Data records
——————————

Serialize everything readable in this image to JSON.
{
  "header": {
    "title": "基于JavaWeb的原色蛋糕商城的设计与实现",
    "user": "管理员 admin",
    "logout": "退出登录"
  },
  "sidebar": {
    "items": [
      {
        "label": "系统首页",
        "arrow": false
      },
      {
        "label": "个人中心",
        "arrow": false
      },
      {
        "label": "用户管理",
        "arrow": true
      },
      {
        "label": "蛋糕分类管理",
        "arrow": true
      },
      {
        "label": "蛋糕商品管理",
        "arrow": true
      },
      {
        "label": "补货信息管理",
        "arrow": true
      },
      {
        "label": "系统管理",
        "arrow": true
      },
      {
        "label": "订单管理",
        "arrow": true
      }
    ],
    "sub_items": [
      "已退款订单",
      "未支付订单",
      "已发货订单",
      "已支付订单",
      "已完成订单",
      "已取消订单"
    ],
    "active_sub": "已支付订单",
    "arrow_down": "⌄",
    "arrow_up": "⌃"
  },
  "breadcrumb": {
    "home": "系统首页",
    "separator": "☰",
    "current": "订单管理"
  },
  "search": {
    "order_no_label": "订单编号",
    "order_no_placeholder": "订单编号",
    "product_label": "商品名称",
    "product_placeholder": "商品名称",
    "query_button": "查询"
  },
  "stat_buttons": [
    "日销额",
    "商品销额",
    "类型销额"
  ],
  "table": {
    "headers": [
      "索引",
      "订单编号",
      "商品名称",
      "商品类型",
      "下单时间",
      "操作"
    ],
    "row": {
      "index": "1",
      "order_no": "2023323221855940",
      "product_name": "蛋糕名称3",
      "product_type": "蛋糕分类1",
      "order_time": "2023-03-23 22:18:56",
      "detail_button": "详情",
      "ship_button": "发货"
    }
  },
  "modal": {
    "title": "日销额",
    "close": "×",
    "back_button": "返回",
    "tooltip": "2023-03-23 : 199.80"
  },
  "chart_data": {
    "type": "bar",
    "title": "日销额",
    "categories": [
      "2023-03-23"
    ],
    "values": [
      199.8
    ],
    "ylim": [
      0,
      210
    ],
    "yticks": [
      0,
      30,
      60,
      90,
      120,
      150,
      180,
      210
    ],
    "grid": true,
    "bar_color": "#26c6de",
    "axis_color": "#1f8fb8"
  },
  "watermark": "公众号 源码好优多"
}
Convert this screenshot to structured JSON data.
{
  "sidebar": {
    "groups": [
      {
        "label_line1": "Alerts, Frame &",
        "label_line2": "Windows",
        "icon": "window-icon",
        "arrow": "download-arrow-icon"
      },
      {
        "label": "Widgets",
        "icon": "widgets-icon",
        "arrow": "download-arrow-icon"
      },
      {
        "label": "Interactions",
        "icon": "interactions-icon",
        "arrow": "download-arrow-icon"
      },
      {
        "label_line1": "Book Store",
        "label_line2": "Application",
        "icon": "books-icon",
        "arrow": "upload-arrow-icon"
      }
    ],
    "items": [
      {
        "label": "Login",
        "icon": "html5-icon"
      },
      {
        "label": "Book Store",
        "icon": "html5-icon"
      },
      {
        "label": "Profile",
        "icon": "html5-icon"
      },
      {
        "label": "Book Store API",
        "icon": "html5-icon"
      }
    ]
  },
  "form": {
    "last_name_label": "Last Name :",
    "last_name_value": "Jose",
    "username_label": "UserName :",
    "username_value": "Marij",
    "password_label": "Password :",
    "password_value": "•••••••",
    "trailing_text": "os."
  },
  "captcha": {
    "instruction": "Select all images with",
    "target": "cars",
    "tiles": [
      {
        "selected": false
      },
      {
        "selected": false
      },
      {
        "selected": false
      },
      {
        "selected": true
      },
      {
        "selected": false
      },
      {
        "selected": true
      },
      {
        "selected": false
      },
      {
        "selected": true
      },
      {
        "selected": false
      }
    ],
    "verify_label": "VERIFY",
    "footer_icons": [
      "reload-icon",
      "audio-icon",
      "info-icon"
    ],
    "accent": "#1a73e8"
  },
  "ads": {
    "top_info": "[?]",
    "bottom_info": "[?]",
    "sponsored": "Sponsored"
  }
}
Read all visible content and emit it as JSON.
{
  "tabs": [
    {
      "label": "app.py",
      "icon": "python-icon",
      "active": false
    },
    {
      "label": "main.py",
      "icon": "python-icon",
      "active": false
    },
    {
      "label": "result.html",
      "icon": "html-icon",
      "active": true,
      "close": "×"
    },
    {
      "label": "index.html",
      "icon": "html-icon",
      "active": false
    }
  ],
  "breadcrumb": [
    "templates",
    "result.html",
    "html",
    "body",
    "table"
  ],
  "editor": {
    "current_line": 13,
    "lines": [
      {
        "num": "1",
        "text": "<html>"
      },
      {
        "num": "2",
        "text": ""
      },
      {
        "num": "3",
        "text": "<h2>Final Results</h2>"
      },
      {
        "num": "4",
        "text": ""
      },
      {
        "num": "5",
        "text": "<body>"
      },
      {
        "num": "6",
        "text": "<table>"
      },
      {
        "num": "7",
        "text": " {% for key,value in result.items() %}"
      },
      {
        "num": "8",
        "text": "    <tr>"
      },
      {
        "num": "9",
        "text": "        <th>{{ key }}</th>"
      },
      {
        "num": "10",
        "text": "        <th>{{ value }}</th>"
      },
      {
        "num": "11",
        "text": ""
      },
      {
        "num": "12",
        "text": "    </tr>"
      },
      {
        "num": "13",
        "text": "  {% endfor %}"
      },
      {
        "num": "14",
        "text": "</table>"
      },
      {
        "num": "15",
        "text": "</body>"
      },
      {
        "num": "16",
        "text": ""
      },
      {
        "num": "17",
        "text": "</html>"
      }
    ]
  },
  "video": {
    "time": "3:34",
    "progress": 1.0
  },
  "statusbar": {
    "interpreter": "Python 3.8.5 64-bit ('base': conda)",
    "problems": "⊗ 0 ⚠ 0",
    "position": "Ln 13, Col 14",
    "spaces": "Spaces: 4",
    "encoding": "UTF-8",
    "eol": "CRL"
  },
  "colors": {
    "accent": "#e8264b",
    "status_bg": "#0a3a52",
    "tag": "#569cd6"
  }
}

——————————

▶ **PROBLEM DETAILS**
Your task is to gather every line with the word "this" and copy it.

▶ **ANSWER BELOW**
Serialize everything readable in this image to JSON.
Convert this screenshot to structured JSON data.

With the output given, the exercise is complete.